--- START Extracted information ---

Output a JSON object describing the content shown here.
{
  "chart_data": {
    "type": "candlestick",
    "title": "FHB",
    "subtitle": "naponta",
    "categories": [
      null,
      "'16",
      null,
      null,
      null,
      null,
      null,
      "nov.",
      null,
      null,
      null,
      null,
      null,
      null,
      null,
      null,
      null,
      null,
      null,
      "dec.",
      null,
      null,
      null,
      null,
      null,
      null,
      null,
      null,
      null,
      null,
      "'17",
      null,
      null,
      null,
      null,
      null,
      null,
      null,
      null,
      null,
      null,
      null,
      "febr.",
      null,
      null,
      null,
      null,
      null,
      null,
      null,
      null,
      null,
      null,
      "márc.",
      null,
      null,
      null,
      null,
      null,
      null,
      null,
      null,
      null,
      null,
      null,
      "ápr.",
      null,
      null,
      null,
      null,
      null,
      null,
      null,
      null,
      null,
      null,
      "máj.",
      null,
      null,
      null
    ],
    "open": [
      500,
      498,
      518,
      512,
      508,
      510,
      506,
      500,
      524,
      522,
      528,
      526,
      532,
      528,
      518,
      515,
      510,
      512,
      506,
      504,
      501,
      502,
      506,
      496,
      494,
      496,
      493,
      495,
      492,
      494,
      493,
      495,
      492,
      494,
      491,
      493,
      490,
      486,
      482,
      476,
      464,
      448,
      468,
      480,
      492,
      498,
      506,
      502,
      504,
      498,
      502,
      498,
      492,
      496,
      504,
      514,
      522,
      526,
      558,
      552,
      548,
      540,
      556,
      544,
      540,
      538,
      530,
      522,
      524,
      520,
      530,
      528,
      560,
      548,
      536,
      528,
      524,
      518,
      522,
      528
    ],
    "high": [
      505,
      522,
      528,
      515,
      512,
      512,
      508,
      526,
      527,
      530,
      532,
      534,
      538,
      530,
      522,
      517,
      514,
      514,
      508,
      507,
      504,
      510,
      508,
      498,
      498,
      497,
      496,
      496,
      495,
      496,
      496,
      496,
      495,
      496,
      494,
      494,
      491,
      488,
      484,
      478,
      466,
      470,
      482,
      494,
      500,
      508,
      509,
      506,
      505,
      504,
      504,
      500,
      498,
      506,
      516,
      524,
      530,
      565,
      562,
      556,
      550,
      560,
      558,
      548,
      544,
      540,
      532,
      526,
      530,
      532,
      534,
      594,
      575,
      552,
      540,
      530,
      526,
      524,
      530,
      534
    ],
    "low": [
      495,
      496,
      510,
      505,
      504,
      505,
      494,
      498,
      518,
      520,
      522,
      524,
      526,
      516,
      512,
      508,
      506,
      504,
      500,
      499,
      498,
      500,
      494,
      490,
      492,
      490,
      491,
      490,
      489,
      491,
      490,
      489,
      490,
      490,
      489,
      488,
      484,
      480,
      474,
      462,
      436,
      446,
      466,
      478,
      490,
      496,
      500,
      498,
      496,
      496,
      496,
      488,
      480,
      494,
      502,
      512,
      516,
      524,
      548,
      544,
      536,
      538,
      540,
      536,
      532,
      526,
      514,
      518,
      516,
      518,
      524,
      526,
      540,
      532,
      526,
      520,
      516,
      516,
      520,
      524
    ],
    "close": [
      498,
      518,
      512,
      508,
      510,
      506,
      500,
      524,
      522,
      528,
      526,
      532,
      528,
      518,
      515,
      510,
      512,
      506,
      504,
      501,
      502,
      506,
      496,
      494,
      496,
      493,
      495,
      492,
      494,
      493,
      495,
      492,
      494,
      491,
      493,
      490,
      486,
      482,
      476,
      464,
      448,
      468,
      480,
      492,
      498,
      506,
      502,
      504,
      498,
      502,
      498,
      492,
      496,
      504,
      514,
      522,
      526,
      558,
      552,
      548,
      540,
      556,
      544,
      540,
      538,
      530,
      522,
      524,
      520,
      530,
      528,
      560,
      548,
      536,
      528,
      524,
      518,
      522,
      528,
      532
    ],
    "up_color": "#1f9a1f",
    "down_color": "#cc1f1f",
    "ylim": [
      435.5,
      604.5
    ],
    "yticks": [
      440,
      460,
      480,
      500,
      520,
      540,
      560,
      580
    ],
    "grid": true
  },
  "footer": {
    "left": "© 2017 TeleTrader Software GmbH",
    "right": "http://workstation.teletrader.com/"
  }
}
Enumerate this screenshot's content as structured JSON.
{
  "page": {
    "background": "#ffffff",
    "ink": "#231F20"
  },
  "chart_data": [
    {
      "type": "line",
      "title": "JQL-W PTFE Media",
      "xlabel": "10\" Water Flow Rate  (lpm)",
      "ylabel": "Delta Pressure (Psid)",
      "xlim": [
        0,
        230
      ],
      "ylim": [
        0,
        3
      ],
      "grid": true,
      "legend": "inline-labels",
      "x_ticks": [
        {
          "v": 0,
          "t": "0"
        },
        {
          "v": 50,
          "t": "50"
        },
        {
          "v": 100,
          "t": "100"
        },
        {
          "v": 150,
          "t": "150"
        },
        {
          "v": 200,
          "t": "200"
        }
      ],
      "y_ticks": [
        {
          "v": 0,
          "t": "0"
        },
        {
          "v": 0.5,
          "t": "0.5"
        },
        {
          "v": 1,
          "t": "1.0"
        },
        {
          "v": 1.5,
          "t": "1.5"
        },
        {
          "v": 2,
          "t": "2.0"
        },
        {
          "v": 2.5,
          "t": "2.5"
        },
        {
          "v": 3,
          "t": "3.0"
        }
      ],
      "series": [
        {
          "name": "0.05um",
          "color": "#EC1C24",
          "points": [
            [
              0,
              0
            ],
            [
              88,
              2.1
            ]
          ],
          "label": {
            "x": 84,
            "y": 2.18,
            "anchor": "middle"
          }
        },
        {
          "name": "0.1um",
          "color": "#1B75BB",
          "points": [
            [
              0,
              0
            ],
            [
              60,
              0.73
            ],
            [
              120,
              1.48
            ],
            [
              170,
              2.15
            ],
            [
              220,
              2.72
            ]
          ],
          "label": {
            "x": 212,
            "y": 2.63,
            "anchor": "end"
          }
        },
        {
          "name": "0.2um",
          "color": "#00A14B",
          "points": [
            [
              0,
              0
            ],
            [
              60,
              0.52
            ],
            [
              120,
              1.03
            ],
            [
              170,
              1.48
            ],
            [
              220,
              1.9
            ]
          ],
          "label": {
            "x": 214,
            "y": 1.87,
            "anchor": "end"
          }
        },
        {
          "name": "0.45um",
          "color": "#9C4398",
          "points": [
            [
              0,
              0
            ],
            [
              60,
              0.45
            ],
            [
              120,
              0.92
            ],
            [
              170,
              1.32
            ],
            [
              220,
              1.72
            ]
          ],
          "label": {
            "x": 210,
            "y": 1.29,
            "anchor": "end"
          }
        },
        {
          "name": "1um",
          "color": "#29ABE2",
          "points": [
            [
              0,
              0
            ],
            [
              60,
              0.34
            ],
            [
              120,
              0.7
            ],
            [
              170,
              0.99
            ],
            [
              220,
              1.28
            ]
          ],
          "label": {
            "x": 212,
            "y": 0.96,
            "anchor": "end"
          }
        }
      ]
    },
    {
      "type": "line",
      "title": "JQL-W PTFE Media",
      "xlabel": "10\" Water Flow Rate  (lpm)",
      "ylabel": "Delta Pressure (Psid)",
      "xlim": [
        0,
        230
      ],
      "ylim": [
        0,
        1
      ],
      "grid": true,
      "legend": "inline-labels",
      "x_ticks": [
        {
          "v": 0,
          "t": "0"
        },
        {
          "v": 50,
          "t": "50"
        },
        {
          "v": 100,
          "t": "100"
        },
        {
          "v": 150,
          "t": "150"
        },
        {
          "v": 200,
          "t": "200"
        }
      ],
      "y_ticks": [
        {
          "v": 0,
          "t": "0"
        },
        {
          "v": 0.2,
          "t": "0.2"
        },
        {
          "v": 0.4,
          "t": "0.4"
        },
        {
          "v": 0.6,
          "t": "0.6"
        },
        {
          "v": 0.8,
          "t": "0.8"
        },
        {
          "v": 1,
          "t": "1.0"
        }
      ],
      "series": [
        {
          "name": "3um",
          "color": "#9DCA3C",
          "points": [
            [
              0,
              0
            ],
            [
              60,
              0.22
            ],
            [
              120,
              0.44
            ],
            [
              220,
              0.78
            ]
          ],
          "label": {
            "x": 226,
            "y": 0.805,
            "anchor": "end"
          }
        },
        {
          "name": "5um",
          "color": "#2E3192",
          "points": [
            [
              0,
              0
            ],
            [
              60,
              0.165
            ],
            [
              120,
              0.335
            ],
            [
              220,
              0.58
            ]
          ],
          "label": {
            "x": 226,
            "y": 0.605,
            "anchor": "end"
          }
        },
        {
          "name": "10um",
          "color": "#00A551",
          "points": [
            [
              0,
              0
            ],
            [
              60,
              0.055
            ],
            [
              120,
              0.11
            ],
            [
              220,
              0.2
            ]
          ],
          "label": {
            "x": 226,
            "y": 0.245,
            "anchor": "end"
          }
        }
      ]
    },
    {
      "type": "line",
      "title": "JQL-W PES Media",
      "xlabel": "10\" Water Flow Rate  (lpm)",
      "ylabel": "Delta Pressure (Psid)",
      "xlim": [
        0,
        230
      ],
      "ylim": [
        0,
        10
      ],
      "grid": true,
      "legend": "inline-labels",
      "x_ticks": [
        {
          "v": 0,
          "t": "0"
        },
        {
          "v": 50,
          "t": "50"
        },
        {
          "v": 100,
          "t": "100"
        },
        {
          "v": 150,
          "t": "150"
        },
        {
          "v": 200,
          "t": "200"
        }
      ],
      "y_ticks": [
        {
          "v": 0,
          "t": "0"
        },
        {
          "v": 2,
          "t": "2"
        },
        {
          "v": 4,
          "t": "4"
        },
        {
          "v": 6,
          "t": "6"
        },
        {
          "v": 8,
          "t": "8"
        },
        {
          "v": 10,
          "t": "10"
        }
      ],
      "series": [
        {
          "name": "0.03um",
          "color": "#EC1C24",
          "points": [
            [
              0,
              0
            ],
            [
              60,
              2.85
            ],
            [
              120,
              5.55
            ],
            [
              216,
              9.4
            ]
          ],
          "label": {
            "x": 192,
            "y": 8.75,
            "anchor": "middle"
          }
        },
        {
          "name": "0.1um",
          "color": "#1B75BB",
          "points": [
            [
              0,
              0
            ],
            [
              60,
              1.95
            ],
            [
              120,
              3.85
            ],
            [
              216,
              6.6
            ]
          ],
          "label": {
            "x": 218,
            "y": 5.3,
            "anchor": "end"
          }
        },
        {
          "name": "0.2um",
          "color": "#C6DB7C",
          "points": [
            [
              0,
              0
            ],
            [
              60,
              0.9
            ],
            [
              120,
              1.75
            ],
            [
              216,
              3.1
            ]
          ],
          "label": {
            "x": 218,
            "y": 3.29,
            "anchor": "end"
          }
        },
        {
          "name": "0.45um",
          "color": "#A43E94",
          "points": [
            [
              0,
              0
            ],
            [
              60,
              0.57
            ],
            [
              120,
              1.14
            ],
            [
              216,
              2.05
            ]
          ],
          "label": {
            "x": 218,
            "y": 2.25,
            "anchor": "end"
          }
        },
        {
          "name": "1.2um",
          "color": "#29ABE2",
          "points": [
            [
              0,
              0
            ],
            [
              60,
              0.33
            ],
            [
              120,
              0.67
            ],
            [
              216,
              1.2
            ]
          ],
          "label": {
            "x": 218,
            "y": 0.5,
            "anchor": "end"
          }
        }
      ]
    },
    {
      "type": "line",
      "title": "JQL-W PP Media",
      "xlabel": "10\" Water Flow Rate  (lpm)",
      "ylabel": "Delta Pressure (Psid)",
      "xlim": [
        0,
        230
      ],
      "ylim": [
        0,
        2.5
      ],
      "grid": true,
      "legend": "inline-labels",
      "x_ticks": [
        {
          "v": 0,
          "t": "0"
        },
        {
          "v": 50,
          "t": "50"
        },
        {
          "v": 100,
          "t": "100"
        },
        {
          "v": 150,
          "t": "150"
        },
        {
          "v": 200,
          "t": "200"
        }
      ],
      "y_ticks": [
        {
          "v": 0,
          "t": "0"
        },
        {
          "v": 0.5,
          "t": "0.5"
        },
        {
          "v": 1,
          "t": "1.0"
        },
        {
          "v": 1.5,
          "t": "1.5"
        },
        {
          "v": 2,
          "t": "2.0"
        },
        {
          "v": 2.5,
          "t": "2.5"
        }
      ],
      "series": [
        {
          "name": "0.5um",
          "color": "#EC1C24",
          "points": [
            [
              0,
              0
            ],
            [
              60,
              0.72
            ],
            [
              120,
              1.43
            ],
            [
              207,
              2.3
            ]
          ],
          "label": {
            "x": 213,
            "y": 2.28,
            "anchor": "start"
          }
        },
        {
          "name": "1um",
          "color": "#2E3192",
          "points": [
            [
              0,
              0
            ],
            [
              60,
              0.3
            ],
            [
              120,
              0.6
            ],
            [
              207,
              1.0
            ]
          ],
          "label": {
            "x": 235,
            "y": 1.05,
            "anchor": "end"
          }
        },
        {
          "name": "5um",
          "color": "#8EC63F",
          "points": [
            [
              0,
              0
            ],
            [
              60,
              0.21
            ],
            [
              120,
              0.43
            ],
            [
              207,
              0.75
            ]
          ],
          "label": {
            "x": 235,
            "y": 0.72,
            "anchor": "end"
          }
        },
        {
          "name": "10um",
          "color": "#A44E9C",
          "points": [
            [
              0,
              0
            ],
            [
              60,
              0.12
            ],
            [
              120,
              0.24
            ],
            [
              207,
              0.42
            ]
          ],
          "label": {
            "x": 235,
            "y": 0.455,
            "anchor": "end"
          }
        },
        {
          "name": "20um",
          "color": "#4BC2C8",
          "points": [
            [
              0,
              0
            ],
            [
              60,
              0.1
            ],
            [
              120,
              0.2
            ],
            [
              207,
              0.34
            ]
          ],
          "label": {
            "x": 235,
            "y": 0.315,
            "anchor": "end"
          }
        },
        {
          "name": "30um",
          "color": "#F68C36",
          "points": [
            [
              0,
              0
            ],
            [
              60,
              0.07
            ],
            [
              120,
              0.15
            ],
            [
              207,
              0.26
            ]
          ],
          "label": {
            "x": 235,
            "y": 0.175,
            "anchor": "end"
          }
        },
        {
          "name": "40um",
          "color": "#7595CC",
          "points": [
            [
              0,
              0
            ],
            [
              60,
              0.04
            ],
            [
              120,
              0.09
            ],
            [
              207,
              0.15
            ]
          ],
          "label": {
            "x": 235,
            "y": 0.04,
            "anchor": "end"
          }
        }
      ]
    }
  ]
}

--- END Extracted information ---

§ **Required work**
From the entries above, pull out each line that includes "JSON".

§ **Worked solution**
Output a JSON object describing the content shown here.
Enumerate this screenshot's content as structured JSON.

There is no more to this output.